**Goal of the exercise**
Output the material beneath exactly, leaving nothing out.

Data records:

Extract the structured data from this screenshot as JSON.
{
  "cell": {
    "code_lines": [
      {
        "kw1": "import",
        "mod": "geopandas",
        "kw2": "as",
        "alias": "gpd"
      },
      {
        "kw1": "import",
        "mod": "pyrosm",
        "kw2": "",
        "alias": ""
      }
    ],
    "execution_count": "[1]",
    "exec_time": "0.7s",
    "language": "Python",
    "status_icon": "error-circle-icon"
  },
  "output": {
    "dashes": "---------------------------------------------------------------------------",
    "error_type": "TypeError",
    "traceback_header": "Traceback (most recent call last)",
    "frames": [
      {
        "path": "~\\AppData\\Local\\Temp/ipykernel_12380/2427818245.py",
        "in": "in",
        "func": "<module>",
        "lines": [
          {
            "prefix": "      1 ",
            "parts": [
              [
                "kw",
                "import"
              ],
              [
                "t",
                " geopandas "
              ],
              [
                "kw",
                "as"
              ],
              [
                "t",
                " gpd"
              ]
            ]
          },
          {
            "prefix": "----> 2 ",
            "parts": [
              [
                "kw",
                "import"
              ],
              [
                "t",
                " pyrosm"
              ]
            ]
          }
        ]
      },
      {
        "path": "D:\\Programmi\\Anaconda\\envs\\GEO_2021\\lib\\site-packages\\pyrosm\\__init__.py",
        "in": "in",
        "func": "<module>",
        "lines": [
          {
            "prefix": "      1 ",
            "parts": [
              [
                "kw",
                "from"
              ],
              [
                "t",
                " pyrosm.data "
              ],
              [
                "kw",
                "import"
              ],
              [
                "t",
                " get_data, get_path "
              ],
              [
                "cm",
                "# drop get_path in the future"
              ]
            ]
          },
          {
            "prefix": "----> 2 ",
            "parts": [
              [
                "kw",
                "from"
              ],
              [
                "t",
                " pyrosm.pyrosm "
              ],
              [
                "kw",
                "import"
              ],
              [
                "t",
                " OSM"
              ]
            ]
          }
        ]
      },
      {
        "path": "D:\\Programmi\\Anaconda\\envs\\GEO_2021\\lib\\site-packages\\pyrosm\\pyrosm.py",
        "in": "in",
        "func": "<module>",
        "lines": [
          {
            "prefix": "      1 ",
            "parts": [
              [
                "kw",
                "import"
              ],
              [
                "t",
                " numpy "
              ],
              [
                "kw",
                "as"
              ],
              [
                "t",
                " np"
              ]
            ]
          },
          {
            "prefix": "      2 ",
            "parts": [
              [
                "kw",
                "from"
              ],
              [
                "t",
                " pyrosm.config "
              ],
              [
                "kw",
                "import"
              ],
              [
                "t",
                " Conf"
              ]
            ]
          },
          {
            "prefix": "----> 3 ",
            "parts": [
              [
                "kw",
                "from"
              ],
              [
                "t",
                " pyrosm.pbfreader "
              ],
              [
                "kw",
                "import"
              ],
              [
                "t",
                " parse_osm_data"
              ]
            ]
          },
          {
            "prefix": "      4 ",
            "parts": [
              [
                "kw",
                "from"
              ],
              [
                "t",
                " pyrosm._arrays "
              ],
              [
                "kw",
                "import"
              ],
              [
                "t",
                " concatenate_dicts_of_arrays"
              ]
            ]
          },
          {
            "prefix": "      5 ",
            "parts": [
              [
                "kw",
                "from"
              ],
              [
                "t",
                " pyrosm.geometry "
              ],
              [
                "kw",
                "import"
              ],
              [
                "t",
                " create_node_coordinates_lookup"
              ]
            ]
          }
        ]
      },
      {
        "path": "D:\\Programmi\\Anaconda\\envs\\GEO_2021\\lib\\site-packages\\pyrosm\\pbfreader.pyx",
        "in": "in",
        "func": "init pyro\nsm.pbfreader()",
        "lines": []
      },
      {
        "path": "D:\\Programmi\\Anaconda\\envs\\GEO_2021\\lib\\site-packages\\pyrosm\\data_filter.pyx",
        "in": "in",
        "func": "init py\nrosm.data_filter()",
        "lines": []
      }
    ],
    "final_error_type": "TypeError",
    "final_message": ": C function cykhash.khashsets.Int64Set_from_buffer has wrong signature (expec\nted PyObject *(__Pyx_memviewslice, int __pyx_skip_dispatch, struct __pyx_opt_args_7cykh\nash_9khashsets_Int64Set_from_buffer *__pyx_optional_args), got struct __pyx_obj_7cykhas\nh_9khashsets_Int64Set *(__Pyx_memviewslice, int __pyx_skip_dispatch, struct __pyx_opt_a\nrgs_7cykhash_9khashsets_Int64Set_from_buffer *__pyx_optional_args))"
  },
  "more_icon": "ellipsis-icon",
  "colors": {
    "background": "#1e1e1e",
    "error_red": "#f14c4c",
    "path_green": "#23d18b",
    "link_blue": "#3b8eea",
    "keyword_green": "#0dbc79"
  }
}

**Problem solution**
Extract the structured data from this screenshot as JSON.
{
  "cell": {
    "code_lines": [
      {
        "kw1": "import",
        "mod": "geopandas",
        "kw2": "as",
        "alias": "gpd"
      },
      {
        "kw1": "import",
        "mod": "pyrosm",
        "kw2": "",
        "alias": ""
      }
    ],
    "execution_count": "[1]",
    "exec_time": "0.7s",
    "language": "Python",
    "status_icon": "error-circle-icon"
  },
  "output": {
    "dashes": "---------------------------------------------------------------------------",
    "error_type": "TypeError",
    "traceback_header": "Traceback (most recent call last)",
    "frames": [
      {
        "path": "~\\AppData\\Local\\Temp/ipykernel_12380/2427818245.py",
        "in": "in",
        "func": "<module>",
        "lines": [
          {
            "prefix": "      1 ",
            "parts": [
              [
                "kw",
                "import"
              ],
              [
                "t",
                " geopandas "
              ],
              [
                "kw",
                "as"
              ],
              [
                "t",
                " gpd"
              ]
            ]
          },
          {
            "prefix": "----> 2 ",
            "parts": [
              [
                "kw",
                "import"
              ],
              [
                "t",
                " pyrosm"
              ]
            ]
          }
        ]
      },
      {
        "path": "D:\\Programmi\\Anaconda\\envs\\GEO_2021\\lib\\site-packages\\pyrosm\\__init__.py",
        "in": "in",
        "func": "<module>",
        "lines": [
          {
            "prefix": "      1 ",
            "parts": [
              [
                "kw",
                "from"
              ],
              [
                "t",
                " pyrosm.data "
              ],
              [
                "kw",
                "import"
              ],
              [
                "t",
                " get_data, get_path "
              ],
              [
                "cm",
                "# drop get_path in the future"
              ]
            ]
          },
          {
            "prefix": "----> 2 ",
            "parts": [
              [
                "kw",
                "from"
              ],
              [
                "t",
                " pyrosm.pyrosm "
              ],
              [
                "kw",
                "import"
              ],
              [
                "t",
                " OSM"
              ]
            ]
          }
        ]
      },
      {
        "path": "D:\\Programmi\\Anaconda\\envs\\GEO_2021\\lib\\site-packages\\pyrosm\\pyrosm.py",
        "in": "in",
        "func": "<module>",
        "lines": [
          {
            "prefix": "      1 ",
            "parts": [
              [
                "kw",
                "import"
              ],
              [
                "t",
                " numpy "
              ],
              [
                "kw",
                "as"
              ],
              [
                "t",
                " np"
              ]
            ]
          },
          {
            "prefix": "      2 ",
            "parts": [
              [
                "kw",
                "from"
              ],
              [
                "t",
                " pyrosm.config "
              ],
              [
                "kw",
                "import"
              ],
              [
                "t",
                " Conf"
              ]
            ]
          },
          {
            "prefix": "----> 3 ",
            "parts": [
              [
                "kw",
                "from"
              ],
              [
                "t",
                " pyrosm.pbfreader "
              ],
              [
                "kw",
                "import"
              ],
              [
                "t",
                " parse_osm_data"
              ]
            ]
          },
          {
            "prefix": "      4 ",
            "parts": [
              [
                "kw",
                "from"
              ],
              [
                "t",
                " pyrosm._arrays "
              ],
              [
                "kw",
                "import"
              ],
              [
                "t",
                " concatenate_dicts_of_arrays"
              ]
            ]
          },
          {
            "prefix": "      5 ",
            "parts": [
              [
                "kw",
                "from"
              ],
              [
                "t",
                " pyrosm.geometry "
              ],
              [
                "kw",
                "import"
              ],
              [
                "t",
                " create_node_coordinates_lookup"
              ]
            ]
          }
        ]
      },
      {
        "path": "D:\\Programmi\\Anaconda\\envs\\GEO_2021\\lib\\site-packages\\pyrosm\\pbfreader.pyx",
        "in": "in",
        "func": "init pyro\nsm.pbfreader()",
        "lines": []
      },
      {
        "path": "D:\\Programmi\\Anaconda\\envs\\GEO_2021\\lib\\site-packages\\pyrosm\\data_filter.pyx",
        "in": "in",
        "func": "init py\nrosm.data_filter()",
        "lines": []
      }
    ],
    "final_error_type": "TypeError",
    "final_message": ": C function cykhash.khashsets.Int64Set_from_buffer has wrong signature (expec\nted PyObject *(__Pyx_memviewslice, int __pyx_skip_dispatch, struct __pyx_opt_args_7cykh\nash_9khashsets_Int64Set_from_buffer *__pyx_optional_args), got struct __pyx_obj_7cykhas\nh_9khashsets_Int64Set *(__Pyx_memviewslice, int __pyx_skip_dispatch, struct __pyx_opt_a\nrgs_7cykhash_9khashsets_Int64Set_from_buffer *__pyx_optional_args))"
  },
  "more_icon": "ellipsis-icon",
  "colors": {
    "background": "#1e1e1e",
    "error_red": "#f14c4c",
    "path_green": "#23d18b",
    "link_blue": "#3b8eea",
    "keyword_green": "#0dbc79"
  }
}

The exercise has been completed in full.